— START OF Dataset records —
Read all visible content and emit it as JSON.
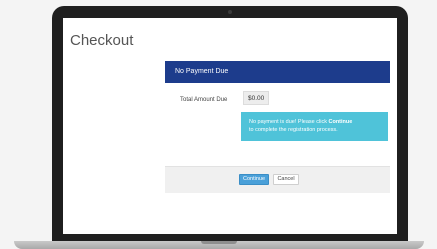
{
  "page": {
    "title": "Checkout"
  },
  "panel": {
    "header": "No Payment Due"
  },
  "amount": {
    "label": "Total Amount Due",
    "value": "$0.00"
  },
  "info": {
    "prefix": "No payment is due! Please click ",
    "emphasis": "Continue",
    "line2": "to complete the registration process."
  },
  "buttons": {
    "continue": "Continue",
    "cancel": "Cancel"
  },
  "colors": {
    "header": "#1d3c8c",
    "info": "#4fc3d9",
    "primary_button": "#4aa0d9"
  }
}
— END OF Dataset records —
[Exercise instructions] Return each line exactly as written. Any picture gets left out.

[Output of the task]
Read all visible content and emit it as JSON.
{
  "page": {
    "title": "Checkout"
  },
  "panel": {
    "header": "No Payment Due"
  },
  "amount": {
    "label": "Total Amount Due",
    "value": "$0.00"
  },
  "info": {
    "prefix": "No payment is due! Please click ",
    "emphasis": "Continue",
    "line2": "to complete the registration process."
  },
  "buttons": {
    "continue": "Continue",
    "cancel": "Cancel"
  },
  "colors": {
    "header": "#1d3c8c",
    "info": "#4fc3d9",
    "primary_button": "#4aa0d9"
  }
}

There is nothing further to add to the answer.